[GOAL]
Give the listing again character for character, but drop the images.

[DATA SHOWN]
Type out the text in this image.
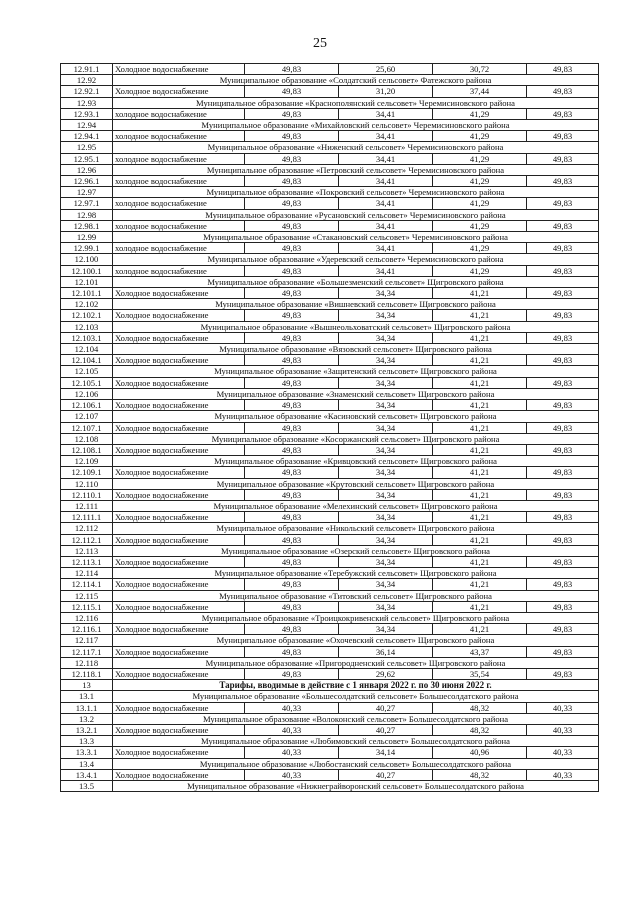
25
12.91.1	Холодное водоснабжение	49,83	25,60	30,72	49,83
12.92	Муниципальное образование «Солдатский сельсовет» Фатежского района				
12.92.1	Холодное водоснабжение	49,83	31,20	37,44	49,83
12.93	Муниципальное образование «Краснополянский сельсовет» Черемисиновского района				
12.93.1	холодное водоснабжение	49,83	34,41	41,29	49,83
12.94	Муниципальное образование «Михайловский сельсовет» Черемисиновского района				
12.94.1	холодное водоснабжение	49,83	34,41	41,29	49,83
12.95	Муниципальное образование «Ниженский сельсовет» Черемисиновского района				
12.95.1	холодное водоснабжение	49,83	34,41	41,29	49,83
12.96	Муниципальное образование «Петровский сельсовет» Черемисиновского района				
12.96.1	холодное водоснабжение	49,83	34,41	41,29	49,83
12.97	Муниципальное образование «Покровский сельсовет» Черемисиновского района				
12.97.1	холодное водоснабжение	49,83	34,41	41,29	49,83
12.98	Муниципальное образование «Русановский сельсовет» Черемисиновского района				
12.98.1	холодное водоснабжение	49,83	34,41	41,29	49,83
12.99	Муниципальное образование «Стакановский сельсовет» Черемисиновского района				
12.99.1	холодное водоснабжение	49,83	34,41	41,29	49,83
12.100	Муниципальное образование «Удеревский сельсовет» Черемисиновского района				
12.100.1	холодное водоснабжение	49,83	34,41	41,29	49,83
12.101	Муниципальное образование «Большезменский сельсовет» Щигровского района				
12.101.1	Холодное водоснабжение	49,83	34,34	41,21	49,83
12.102	Муниципальное образование «Вишневский сельсовет» Щигровского района				
12.102.1	Холодное водоснабжение	49,83	34,34	41,21	49,83
12.103	Муниципальное образование «Вышнеольховатский сельсовет» Щигровского района				
12.103.1	Холодное водоснабжение	49,83	34,34	41,21	49,83
12.104	Муниципальное образование «Вязовский сельсовет» Щигровского района				
12.104.1	Холодное водоснабжение	49,83	34,34	41,21	49,83
12.105	Муниципальное образование «Защитенский сельсовет» Щигровского района				
12.105.1	Холодное водоснабжение	49,83	34,34	41,21	49,83
12.106	Муниципальное образование «Знаменский сельсовет» Щигровского района				
12.106.1	Холодное водоснабжение	49,83	34,34	41,21	49,83
12.107	Муниципальное образование «Касиновский сельсовет» Щигровского района				
12.107.1	Холодное водоснабжение	49,83	34,34	41,21	49,83
12.108	Муниципальное образование «Косоржанский сельсовет» Щигровского района				
12.108.1	Холодное водоснабжение	49,83	34,34	41,21	49,83
12.109	Муниципальное образование «Кривцовский сельсовет» Щигровского района				
12.109.1	Холодное водоснабжение	49,83	34,34	41,21	49,83
12.110	Муниципальное образование «Крутовский сельсовет» Щигровского района				
12.110.1	Холодное водоснабжение	49,83	34,34	41,21	49,83
12.111	Муниципальное образование «Мелехинский сельсовет» Щигровского района				
12.111.1	Холодное водоснабжение	49,83	34,34	41,21	49,83
12.112	Муниципальное образование «Никольский сельсовет» Щигровского района				
12.112.1	Холодное водоснабжение	49,83	34,34	41,21	49,83
12.113	Муниципальное образование «Озерский сельсовет» Щигровского района				
12.113.1	Холодное водоснабжение	49,83	34,34	41,21	49,83
12.114	Муниципальное образование «Теребужский сельсовет» Щигровского района				
12.114.1	Холодное водоснабжение	49,83	34,34	41,21	49,83
12.115	Муниципальное образование «Титовский сельсовет» Щигровского района				
12.115.1	Холодное водоснабжение	49,83	34,34	41,21	49,83
12.116	Муниципальное образование «Троицкокривенский сельсовет» Щигровского района				
12.116.1	Холодное водоснабжение	49,83	34,34	41,21	49,83
12.117	Муниципальное образование «Охочевский сельсовет» Щигровского района				
12.117.1	Холодное водоснабжение	49,83	36,14	43,37	49,83
12.118	Муниципальное образование «Пригородненский сельсовет» Щигровского района				
12.118.1	Холодное водоснабжение	49,83	29,62	35,54	49,83
13	Тарифы, вводимые в действие с 1 января 2022 г. по 30 июня 2022 г.				
13.1	Муниципальное образование «Большесолдатский сельсовет» Большесолдатского района				
13.1.1	Холодное водоснабжение	40,33	40,27	48,32	40,33
13.2	Муниципальное образование «Волоконский сельсовет» Большесолдатского района				
13.2.1	Холодное водоснабжение	40,33	40,27	48,32	40,33
13.3	Муниципальное образование «Любимовский сельсовет» Большесолдатского района				
13.3.1	Холодное водоснабжение	40,33	34,14	40,96	40,33
13.4	Муниципальное образование «Любостанский сельсовет» Большесолдатского района				
13.4.1	Холодное водоснабжение	40,33	40,27	48,32	40,33
13.5	Муниципальное образование «Нижнеграйворонский сельсовет» Большесолдатского района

[ANSWER BELOW]
Type out the text in this image.
25
12.91.1	Холодное водоснабжение	49,83	25,60	30,72	49,83
12.92	Муниципальное образование «Солдатский сельсовет» Фатежского района				
12.92.1	Холодное водоснабжение	49,83	31,20	37,44	49,83
12.93	Муниципальное образование «Краснополянский сельсовет» Черемисиновского района				
12.93.1	холодное водоснабжение	49,83	34,41	41,29	49,83
12.94	Муниципальное образование «Михайловский сельсовет» Черемисиновского района				
12.94.1	холодное водоснабжение	49,83	34,41	41,29	49,83
12.95	Муниципальное образование «Ниженский сельсовет» Черемисиновского района				
12.95.1	холодное водоснабжение	49,83	34,41	41,29	49,83
12.96	Муниципальное образование «Петровский сельсовет» Черемисиновского района				
12.96.1	холодное водоснабжение	49,83	34,41	41,29	49,83
12.97	Муниципальное образование «Покровский сельсовет» Черемисиновского района				
12.97.1	холодное водоснабжение	49,83	34,41	41,29	49,83
12.98	Муниципальное образование «Русановский сельсовет» Черемисиновского района				
12.98.1	холодное водоснабжение	49,83	34,41	41,29	49,83
12.99	Муниципальное образование «Стакановский сельсовет» Черемисиновского района				
12.99.1	холодное водоснабжение	49,83	34,41	41,29	49,83
12.100	Муниципальное образование «Удеревский сельсовет» Черемисиновского района				
12.100.1	холодное водоснабжение	49,83	34,41	41,29	49,83
12.101	Муниципальное образование «Большезменский сельсовет» Щигровского района				
12.101.1	Холодное водоснабжение	49,83	34,34	41,21	49,83
12.102	Муниципальное образование «Вишневский сельсовет» Щигровского района				
12.102.1	Холодное водоснабжение	49,83	34,34	41,21	49,83
12.103	Муниципальное образование «Вышнеольховатский сельсовет» Щигровского района				
12.103.1	Холодное водоснабжение	49,83	34,34	41,21	49,83
12.104	Муниципальное образование «Вязовский сельсовет» Щигровского района				
12.104.1	Холодное водоснабжение	49,83	34,34	41,21	49,83
12.105	Муниципальное образование «Защитенский сельсовет» Щигровского района				
12.105.1	Холодное водоснабжение	49,83	34,34	41,21	49,83
12.106	Муниципальное образование «Знаменский сельсовет» Щигровского района				
12.106.1	Холодное водоснабжение	49,83	34,34	41,21	49,83
12.107	Муниципальное образование «Касиновский сельсовет» Щигровского района				
12.107.1	Холодное водоснабжение	49,83	34,34	41,21	49,83
12.108	Муниципальное образование «Косоржанский сельсовет» Щигровского района				
12.108.1	Холодное водоснабжение	49,83	34,34	41,21	49,83
12.109	Муниципальное образование «Кривцовский сельсовет» Щигровского района				
12.109.1	Холодное водоснабжение	49,83	34,34	41,21	49,83
12.110	Муниципальное образование «Крутовский сельсовет» Щигровского района				
12.110.1	Холодное водоснабжение	49,83	34,34	41,21	49,83
12.111	Муниципальное образование «Мелехинский сельсовет» Щигровского района				
12.111.1	Холодное водоснабжение	49,83	34,34	41,21	49,83
12.112	Муниципальное образование «Никольский сельсовет» Щигровского района				
12.112.1	Холодное водоснабжение	49,83	34,34	41,21	49,83
12.113	Муниципальное образование «Озерский сельсовет» Щигровского района				
12.113.1	Холодное водоснабжение	49,83	34,34	41,21	49,83
12.114	Муниципальное образование «Теребужский сельсовет» Щигровского района				
12.114.1	Холодное водоснабжение	49,83	34,34	41,21	49,83
12.115	Муниципальное образование «Титовский сельсовет» Щигровского района				
12.115.1	Холодное водоснабжение	49,83	34,34	41,21	49,83
12.116	Муниципальное образование «Троицкокривенский сельсовет» Щигровского района				
12.116.1	Холодное водоснабжение	49,83	34,34	41,21	49,83
12.117	Муниципальное образование «Охочевский сельсовет» Щигровского района				
12.117.1	Холодное водоснабжение	49,83	36,14	43,37	49,83
12.118	Муниципальное образование «Пригородненский сельсовет» Щигровского района				
12.118.1	Холодное водоснабжение	49,83	29,62	35,54	49,83
13	Тарифы, вводимые в действие с 1 января 2022 г. по 30 июня 2022 г.				
13.1	Муниципальное образование «Большесолдатский сельсовет» Большесолдатского района				
13.1.1	Холодное водоснабжение	40,33	40,27	48,32	40,33
13.2	Муниципальное образование «Волоконский сельсовет» Большесолдатского района				
13.2.1	Холодное водоснабжение	40,33	40,27	48,32	40,33
13.3	Муниципальное образование «Любимовский сельсовет» Большесолдатского района				
13.3.1	Холодное водоснабжение	40,33	34,14	40,96	40,33
13.4	Муниципальное образование «Любостанский сельсовет» Большесолдатского района				
13.4.1	Холодное водоснабжение	40,33	40,27	48,32	40,33
13.5	Муниципальное образование «Нижнеграйворонский сельсовет» Большесолдатского района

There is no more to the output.